Rewrite the stretch from the start of the lines through the line containing "product-image [120,70,380,410]", substituting "Blue Shirt" for "White Shirt" and leaving everything else unchanged.

━━━ EXERCISE INPUTS

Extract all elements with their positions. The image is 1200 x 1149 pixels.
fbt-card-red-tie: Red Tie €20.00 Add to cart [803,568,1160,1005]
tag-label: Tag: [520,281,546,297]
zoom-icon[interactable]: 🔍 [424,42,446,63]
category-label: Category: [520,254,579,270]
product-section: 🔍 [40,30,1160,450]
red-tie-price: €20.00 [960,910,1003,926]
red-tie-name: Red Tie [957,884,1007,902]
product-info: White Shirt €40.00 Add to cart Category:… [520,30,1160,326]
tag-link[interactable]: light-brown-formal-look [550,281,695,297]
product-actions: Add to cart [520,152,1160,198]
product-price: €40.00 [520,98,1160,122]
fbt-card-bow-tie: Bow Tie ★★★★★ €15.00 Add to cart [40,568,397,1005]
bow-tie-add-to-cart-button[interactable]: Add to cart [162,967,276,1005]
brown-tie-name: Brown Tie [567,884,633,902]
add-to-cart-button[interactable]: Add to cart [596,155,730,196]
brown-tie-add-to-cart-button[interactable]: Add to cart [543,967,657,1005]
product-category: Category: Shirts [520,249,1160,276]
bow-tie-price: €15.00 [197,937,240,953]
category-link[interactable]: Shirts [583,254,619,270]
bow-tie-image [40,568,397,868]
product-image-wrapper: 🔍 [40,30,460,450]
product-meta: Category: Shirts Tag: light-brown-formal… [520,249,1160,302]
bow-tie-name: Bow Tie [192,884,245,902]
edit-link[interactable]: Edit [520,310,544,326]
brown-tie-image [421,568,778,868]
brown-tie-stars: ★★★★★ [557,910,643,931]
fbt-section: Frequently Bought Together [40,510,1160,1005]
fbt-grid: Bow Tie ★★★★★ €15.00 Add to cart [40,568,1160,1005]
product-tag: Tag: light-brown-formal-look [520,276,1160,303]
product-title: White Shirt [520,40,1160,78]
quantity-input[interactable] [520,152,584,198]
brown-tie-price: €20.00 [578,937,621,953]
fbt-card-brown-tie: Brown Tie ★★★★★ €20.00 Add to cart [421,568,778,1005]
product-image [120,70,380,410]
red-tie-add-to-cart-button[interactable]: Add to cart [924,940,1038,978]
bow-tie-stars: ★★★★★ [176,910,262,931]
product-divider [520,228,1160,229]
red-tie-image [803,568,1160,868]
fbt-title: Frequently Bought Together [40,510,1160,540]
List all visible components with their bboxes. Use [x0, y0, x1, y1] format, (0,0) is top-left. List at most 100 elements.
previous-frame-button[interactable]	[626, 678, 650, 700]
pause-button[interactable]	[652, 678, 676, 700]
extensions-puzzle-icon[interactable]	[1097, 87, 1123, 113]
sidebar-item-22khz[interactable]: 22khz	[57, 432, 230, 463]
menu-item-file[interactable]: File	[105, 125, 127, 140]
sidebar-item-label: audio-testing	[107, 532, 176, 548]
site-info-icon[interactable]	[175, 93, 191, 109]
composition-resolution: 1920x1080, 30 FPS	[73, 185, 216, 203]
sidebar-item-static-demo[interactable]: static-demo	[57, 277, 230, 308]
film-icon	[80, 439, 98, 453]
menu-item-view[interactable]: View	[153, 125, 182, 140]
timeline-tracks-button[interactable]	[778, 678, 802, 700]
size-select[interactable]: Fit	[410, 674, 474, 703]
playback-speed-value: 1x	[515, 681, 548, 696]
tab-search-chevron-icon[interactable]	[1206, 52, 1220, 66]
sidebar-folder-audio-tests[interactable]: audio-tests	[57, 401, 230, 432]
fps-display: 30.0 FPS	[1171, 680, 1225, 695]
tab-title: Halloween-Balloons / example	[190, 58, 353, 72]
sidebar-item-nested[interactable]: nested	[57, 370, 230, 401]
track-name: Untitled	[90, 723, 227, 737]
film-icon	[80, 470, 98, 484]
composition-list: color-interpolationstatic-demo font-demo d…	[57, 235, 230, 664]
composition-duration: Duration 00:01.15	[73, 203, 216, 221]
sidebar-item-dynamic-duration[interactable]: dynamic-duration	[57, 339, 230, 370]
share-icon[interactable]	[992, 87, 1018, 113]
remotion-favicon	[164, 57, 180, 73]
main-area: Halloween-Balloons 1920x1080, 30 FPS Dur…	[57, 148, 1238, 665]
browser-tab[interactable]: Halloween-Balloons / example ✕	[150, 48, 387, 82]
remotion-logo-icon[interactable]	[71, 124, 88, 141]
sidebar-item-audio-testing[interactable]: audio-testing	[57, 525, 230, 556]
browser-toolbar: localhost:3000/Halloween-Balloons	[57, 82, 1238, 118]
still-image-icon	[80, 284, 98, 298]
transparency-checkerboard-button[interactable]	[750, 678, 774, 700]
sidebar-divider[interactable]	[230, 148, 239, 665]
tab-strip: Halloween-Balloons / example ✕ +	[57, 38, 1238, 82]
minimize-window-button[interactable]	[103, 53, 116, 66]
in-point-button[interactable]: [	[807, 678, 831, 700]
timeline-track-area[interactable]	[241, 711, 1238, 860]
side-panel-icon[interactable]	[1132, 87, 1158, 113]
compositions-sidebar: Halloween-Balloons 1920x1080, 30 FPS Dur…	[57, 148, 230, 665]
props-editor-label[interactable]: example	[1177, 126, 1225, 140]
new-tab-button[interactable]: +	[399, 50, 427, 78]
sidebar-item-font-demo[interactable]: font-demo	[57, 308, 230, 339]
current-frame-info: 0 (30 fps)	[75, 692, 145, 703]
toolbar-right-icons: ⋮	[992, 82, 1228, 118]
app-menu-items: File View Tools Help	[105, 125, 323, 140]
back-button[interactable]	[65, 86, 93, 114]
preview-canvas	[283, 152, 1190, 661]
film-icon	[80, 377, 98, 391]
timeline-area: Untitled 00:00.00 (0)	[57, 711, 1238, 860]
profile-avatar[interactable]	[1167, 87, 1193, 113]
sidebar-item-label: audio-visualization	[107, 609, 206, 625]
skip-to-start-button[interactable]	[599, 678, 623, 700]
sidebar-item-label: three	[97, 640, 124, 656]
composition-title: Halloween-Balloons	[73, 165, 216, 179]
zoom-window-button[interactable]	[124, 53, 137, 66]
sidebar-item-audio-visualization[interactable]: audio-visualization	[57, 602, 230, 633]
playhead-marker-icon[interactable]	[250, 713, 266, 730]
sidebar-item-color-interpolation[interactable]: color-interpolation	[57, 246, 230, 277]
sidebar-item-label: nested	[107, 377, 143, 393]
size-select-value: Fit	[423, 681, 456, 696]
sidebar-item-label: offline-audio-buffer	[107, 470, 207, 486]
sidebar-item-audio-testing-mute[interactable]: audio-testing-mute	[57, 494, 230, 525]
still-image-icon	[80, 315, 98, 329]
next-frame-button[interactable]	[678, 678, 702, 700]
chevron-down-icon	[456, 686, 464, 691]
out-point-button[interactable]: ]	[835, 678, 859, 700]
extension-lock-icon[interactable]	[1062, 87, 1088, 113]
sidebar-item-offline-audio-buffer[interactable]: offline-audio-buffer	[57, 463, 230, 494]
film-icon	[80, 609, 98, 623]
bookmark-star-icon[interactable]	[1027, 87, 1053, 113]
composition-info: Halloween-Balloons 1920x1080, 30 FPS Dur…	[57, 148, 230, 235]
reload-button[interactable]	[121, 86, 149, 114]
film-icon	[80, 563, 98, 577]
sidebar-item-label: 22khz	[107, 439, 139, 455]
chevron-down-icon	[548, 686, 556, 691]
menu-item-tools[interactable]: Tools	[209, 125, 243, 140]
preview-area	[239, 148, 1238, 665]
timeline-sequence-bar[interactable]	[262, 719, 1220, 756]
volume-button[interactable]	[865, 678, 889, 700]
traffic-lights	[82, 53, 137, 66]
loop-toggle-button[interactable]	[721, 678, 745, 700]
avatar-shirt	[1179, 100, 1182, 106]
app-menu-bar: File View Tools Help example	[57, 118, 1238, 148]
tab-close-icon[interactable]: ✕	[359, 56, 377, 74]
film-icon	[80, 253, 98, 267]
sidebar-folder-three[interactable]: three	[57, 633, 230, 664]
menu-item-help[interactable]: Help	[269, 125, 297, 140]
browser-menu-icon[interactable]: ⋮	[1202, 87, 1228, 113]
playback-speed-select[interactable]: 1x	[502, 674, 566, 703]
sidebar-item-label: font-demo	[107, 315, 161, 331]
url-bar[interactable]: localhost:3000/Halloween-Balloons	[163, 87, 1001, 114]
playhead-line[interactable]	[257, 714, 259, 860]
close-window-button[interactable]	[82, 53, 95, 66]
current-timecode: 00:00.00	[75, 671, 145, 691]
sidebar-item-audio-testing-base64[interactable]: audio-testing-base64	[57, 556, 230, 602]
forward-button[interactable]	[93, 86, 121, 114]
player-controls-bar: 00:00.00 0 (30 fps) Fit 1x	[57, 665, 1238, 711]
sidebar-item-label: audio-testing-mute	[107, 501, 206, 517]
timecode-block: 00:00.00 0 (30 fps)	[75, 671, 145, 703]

━━━━━━

#### RESPONSE TO THIS EXERCISE:
Extract all elements with their positions. The image is 1200 x 1149 pixels.
fbt-card-red-tie: Red Tie €20.00 Add to cart [803,568,1160,1005]
tag-label: Tag: [520,281,546,297]
zoom-icon[interactable]: 🔍 [424,42,446,63]
category-label: Category: [520,254,579,270]
product-section: 🔍 [40,30,1160,450]
red-tie-price: €20.00 [960,910,1003,926]
red-tie-name: Red Tie [957,884,1007,902]
product-info: Blue Shirt €40.00 Add to cart Category:… [520,30,1160,326]
tag-link[interactable]: light-brown-formal-look [550,281,695,297]
product-actions: Add to cart [520,152,1160,198]
product-price: €40.00 [520,98,1160,122]
fbt-card-bow-tie: Bow Tie ★★★★★ €15.00 Add to cart [40,568,397,1005]
bow-tie-add-to-cart-button[interactable]: Add to cart [162,967,276,1005]
brown-tie-name: Brown Tie [567,884,633,902]
add-to-cart-button[interactable]: Add to cart [596,155,730,196]
brown-tie-add-to-cart-button[interactable]: Add to cart [543,967,657,1005]
product-category: Category: Shirts [520,249,1160,276]
bow-tie-price: €15.00 [197,937,240,953]
category-link[interactable]: Shirts [583,254,619,270]
bow-tie-image [40,568,397,868]
product-image-wrapper: 🔍 [40,30,460,450]
product-meta: Category: Shirts Tag: light-brown-formal… [520,249,1160,302]
bow-tie-name: Bow Tie [192,884,245,902]
edit-link[interactable]: Edit [520,310,544,326]
brown-tie-image [421,568,778,868]
brown-tie-stars: ★★★★★ [557,910,643,931]
fbt-section: Frequently Bought Together [40,510,1160,1005]
fbt-grid: Bow Tie ★★★★★ €15.00 Add to cart [40,568,1160,1005]
product-tag: Tag: light-brown-formal-look [520,276,1160,303]
product-title: Blue Shirt [520,40,1160,78]
quantity-input[interactable] [520,152,584,198]
brown-tie-price: €20.00 [578,937,621,953]
fbt-card-brown-tie: Brown Tie ★★★★★ €20.00 Add to cart [421,568,778,1005]
product-image [120,70,380,410]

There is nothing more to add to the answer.